* **THE REQUEST**
Could you copy the entries character for character, from the line containing "346, 585, 363]" through the line containing "144, 585, 160]", including both of those lines?

* **DATA FOR THIS EXERCISE**
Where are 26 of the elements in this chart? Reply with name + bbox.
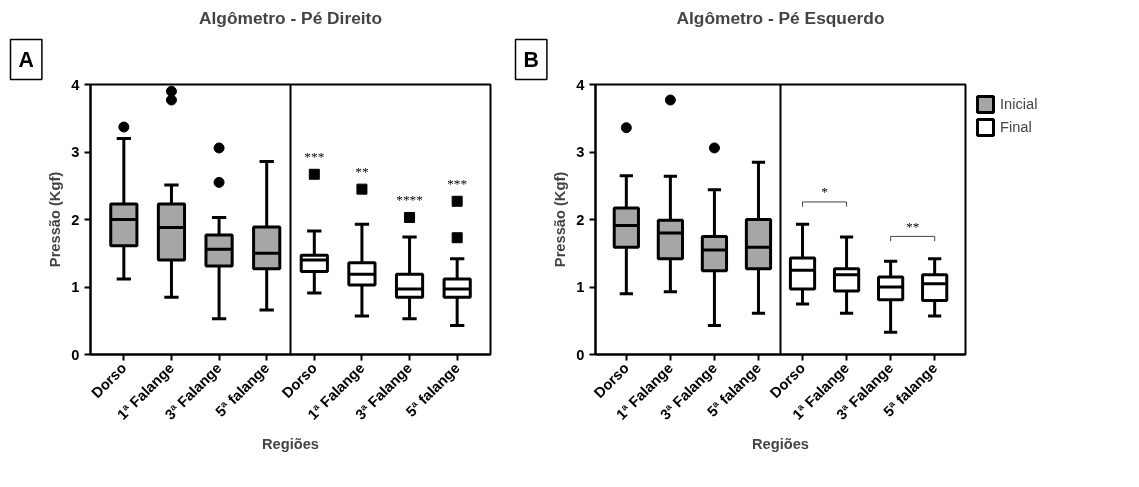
y-tick-label: 0	[576, 346, 585, 363]
legend-label: Final	[1000, 119, 1032, 135]
annotation: ****	[396, 192, 424, 208]
x-axis-title: Regiões	[751, 436, 810, 453]
annotation: ***	[447, 176, 468, 192]
annotation: ***	[304, 149, 325, 165]
annotation: **	[905, 218, 920, 234]
y-tick-label: 3	[71, 144, 80, 160]
y-tick-label: 4	[71, 76, 81, 93]
y-tick-label: 4	[576, 76, 586, 93]
y-tick-label: 3	[576, 144, 585, 160]
y-tick-label: 1	[71, 279, 80, 295]
y-axis-title: Pressão (Kgf)	[552, 171, 569, 268]
x-axis-title: Regiões	[261, 436, 320, 453]
y-tick-label: 0	[71, 346, 80, 363]
y-tick-label: 2	[576, 211, 585, 228]
text: B	[523, 47, 539, 72]
annotation: *	[821, 184, 829, 200]
y-tick-label: 2	[71, 211, 80, 228]
chart-title: Algômetro - Pé Esquerdo	[676, 7, 885, 28]
annotation: **	[355, 164, 369, 179]
text: A	[18, 47, 34, 72]
chart-title: Algômetro - Pé Direito	[199, 7, 382, 28]
legend-label: Inicial	[1000, 96, 1038, 112]
y-tick-label: 1	[576, 279, 585, 295]
y-axis-title: Pressão (Kgf)	[47, 171, 64, 268]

* **RESPONSE**
y-tick-label: 0	[576, 346, 585, 363]
legend-label: Final	[1000, 119, 1032, 135]
annotation: ****	[396, 192, 424, 208]
x-axis-title: Regiões	[751, 436, 810, 453]
annotation: ***	[447, 176, 468, 192]
annotation: ***	[304, 149, 325, 165]
annotation: **	[905, 218, 920, 234]
y-tick-label: 3	[71, 144, 80, 160]
y-tick-label: 4	[71, 76, 81, 93]
y-tick-label: 4	[576, 76, 586, 93]
y-tick-label: 3	[576, 144, 585, 160]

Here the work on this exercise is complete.